• [GIVEN DATA]:
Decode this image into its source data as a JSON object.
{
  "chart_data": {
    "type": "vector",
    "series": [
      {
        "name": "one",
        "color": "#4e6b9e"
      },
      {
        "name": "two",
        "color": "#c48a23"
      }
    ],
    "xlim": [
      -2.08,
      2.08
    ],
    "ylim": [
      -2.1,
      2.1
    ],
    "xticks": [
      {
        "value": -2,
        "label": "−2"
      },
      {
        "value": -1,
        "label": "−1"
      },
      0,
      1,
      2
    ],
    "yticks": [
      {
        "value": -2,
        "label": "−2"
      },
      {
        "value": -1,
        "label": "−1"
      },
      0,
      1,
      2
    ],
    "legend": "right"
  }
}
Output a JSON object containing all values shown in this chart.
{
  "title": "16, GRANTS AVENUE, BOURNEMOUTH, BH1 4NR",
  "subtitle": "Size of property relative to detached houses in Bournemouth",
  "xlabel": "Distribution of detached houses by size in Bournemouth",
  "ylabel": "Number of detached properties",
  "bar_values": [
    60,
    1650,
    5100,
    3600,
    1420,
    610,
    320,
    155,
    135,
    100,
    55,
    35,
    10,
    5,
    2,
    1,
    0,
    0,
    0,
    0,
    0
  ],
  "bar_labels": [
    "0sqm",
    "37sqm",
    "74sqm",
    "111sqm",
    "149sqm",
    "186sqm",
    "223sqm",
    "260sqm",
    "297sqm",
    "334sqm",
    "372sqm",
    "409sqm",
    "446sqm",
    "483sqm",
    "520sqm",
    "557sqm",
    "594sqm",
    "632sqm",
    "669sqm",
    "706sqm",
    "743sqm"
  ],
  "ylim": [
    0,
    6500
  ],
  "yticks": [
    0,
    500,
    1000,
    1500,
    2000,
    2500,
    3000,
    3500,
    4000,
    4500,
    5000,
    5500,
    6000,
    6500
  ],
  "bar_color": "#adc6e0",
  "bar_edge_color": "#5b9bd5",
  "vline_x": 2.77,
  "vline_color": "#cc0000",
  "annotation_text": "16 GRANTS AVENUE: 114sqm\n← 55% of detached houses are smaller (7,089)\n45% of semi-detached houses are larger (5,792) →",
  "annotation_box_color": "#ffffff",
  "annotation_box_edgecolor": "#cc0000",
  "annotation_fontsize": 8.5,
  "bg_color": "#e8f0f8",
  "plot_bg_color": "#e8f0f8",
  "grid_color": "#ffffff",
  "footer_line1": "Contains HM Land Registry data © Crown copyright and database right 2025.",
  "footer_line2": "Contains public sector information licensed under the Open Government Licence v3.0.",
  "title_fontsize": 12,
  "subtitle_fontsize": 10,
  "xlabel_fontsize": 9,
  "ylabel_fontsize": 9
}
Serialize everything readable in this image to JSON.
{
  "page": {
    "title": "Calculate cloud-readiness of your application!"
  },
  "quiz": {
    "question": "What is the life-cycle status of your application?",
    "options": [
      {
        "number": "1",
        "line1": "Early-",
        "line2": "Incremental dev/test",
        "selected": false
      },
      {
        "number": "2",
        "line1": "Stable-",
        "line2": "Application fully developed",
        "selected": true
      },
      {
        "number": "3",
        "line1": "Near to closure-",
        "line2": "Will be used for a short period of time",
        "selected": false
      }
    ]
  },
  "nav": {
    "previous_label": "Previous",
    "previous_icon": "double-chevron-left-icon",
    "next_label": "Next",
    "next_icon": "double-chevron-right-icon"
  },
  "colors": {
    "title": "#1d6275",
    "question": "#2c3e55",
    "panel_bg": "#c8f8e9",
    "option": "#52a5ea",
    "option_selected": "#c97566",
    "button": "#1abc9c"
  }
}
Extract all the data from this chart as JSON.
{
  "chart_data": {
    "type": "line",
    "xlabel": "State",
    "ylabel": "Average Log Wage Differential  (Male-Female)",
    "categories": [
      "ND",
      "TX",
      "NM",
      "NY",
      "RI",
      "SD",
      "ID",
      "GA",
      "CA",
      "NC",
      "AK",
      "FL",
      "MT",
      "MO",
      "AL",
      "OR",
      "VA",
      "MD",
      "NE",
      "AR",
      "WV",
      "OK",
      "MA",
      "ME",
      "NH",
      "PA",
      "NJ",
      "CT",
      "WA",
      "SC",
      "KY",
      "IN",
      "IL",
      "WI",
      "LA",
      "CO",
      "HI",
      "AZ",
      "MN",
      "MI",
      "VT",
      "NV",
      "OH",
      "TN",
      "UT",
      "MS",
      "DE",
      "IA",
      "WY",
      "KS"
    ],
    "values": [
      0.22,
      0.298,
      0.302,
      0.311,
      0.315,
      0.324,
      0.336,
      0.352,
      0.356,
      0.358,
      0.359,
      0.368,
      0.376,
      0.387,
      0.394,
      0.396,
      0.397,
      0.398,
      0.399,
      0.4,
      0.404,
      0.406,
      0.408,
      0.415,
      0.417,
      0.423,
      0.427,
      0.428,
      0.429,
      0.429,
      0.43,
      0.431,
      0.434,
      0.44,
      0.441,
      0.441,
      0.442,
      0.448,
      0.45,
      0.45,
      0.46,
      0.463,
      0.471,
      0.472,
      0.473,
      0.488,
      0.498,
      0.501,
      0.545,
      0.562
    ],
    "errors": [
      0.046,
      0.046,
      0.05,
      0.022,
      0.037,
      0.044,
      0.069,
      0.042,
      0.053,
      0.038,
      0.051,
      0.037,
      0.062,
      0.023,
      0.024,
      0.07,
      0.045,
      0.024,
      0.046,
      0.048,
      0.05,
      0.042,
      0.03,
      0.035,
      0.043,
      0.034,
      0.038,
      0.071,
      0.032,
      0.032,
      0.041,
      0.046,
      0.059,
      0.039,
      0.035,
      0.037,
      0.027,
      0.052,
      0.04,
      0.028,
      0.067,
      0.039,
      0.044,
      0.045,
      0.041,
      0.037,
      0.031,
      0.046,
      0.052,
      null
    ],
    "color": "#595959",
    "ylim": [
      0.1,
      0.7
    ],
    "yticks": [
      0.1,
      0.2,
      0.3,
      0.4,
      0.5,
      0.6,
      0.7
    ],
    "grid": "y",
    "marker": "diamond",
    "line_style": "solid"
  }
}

• [GIVEN INSTRUCTION]:
Search the records for the string "icon" and return every line in which it occurs.

• [WRITTEN SOLUTION]:
    "previous_icon": "double-chevron-left-icon",
    "next_icon": "double-chevron-right-icon"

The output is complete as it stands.